Exercise description: Using the records below, locate all lines containing "title" and return them.
+-------+
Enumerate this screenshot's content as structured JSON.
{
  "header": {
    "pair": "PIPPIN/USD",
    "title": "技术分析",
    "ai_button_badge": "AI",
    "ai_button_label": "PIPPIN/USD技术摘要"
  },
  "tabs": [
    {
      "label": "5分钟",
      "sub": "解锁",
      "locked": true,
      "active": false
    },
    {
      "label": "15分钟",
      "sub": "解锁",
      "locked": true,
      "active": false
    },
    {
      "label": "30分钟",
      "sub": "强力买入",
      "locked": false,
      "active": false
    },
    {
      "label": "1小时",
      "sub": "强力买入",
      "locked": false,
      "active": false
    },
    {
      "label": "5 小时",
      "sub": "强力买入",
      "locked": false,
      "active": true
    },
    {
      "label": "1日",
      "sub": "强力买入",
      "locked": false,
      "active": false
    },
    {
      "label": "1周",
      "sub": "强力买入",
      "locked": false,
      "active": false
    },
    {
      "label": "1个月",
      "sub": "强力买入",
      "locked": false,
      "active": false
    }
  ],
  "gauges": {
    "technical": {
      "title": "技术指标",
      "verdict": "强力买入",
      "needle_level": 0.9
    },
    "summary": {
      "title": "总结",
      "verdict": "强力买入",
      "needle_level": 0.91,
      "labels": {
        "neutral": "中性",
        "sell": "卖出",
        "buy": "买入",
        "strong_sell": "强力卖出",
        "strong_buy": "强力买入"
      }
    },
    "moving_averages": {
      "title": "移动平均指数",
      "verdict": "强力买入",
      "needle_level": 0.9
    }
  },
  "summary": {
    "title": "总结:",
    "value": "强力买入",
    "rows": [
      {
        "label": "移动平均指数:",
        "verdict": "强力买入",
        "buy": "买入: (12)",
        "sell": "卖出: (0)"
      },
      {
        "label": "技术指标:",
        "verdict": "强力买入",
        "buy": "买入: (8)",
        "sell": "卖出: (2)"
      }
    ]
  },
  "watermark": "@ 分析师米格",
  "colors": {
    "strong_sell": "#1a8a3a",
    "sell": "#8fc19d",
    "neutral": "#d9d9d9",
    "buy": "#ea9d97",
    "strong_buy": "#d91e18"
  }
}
+-------+
Solution to the exercise:
    "title": "技术分析",
      "title": "技术指标",
      "title": "总结",
      "title": "移动平均指数",
    "title": "总结:",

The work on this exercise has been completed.